── Data

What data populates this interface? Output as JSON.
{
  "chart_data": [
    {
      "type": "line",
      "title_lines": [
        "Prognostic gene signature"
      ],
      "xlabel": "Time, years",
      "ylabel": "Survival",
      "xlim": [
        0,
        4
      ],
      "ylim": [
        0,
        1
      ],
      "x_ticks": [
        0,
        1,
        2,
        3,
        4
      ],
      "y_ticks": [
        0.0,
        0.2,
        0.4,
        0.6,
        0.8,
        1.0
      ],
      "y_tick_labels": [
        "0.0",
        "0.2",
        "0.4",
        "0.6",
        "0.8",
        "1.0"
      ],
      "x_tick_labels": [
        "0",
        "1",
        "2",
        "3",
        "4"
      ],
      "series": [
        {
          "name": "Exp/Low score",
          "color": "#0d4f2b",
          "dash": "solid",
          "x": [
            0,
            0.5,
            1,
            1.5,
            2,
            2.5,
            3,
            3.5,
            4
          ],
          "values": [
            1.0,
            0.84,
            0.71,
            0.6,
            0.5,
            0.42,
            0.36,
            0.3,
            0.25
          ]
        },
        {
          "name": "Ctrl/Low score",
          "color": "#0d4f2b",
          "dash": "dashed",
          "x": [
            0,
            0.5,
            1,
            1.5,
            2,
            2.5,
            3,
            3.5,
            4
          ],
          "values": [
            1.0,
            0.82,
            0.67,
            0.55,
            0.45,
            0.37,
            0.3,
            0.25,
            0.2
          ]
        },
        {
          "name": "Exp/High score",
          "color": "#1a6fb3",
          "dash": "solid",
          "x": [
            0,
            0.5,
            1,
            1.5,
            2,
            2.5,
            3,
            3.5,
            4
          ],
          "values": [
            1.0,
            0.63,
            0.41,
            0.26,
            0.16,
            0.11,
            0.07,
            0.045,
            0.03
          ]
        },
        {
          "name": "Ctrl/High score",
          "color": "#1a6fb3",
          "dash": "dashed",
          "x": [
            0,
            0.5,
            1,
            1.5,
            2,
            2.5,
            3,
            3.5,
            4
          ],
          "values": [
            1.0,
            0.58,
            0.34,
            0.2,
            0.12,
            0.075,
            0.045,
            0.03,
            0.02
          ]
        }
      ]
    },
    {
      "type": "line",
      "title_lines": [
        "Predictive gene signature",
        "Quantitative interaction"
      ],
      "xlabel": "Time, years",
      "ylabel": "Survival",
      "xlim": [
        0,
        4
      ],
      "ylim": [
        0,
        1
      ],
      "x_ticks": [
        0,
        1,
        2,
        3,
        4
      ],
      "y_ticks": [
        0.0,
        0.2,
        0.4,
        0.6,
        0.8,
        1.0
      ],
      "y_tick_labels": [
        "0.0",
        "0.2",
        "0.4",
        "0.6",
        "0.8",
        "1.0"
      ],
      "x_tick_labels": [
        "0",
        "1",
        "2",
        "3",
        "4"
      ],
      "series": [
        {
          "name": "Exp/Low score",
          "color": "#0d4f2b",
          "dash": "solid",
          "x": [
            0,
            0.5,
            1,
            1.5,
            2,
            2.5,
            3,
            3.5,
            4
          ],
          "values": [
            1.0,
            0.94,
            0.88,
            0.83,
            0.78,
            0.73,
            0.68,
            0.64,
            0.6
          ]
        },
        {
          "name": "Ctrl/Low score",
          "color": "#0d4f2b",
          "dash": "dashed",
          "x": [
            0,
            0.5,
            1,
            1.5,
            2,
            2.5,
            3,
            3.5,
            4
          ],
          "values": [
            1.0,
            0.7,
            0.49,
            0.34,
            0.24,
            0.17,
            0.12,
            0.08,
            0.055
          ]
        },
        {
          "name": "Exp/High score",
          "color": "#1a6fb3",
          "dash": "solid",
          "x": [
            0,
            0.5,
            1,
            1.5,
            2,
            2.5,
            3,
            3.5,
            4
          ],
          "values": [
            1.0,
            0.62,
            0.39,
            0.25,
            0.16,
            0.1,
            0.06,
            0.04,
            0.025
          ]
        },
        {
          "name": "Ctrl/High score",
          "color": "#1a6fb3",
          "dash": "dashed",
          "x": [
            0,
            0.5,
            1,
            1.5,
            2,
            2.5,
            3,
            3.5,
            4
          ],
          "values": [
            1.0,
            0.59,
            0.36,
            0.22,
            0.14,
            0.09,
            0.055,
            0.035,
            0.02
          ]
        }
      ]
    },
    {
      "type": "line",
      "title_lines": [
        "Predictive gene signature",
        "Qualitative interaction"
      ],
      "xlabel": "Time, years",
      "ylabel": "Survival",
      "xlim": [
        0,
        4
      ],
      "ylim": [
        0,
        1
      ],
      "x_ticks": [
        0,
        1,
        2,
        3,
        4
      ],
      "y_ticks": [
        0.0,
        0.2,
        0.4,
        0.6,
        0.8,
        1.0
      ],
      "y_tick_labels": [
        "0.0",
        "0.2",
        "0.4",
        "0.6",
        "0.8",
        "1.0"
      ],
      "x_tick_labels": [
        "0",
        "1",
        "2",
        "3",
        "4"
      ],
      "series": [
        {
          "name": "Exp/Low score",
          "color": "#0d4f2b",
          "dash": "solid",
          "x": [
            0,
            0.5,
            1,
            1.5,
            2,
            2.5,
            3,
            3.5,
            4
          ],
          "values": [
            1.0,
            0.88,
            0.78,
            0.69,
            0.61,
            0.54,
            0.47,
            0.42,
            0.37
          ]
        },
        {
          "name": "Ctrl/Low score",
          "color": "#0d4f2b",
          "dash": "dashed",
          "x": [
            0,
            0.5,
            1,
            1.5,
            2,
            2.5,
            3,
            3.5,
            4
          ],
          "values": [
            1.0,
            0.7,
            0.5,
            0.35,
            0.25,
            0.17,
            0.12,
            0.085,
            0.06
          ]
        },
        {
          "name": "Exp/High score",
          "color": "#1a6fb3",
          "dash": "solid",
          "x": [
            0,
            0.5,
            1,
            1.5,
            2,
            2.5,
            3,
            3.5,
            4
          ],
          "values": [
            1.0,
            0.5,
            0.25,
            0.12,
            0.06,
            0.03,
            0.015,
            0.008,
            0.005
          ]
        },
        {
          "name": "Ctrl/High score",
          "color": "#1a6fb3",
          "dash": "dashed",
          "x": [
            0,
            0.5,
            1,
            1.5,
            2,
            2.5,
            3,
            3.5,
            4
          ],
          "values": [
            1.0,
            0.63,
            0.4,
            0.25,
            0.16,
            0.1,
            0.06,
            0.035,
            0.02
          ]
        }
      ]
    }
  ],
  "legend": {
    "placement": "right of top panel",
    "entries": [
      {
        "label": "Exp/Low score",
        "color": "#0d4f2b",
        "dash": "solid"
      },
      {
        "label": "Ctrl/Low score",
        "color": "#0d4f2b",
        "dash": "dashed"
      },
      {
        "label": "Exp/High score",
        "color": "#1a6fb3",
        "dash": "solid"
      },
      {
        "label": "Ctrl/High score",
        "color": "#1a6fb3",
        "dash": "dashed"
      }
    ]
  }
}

────

Work through the records above and count the lines that hold the string "interaction". Please give only that figure.

2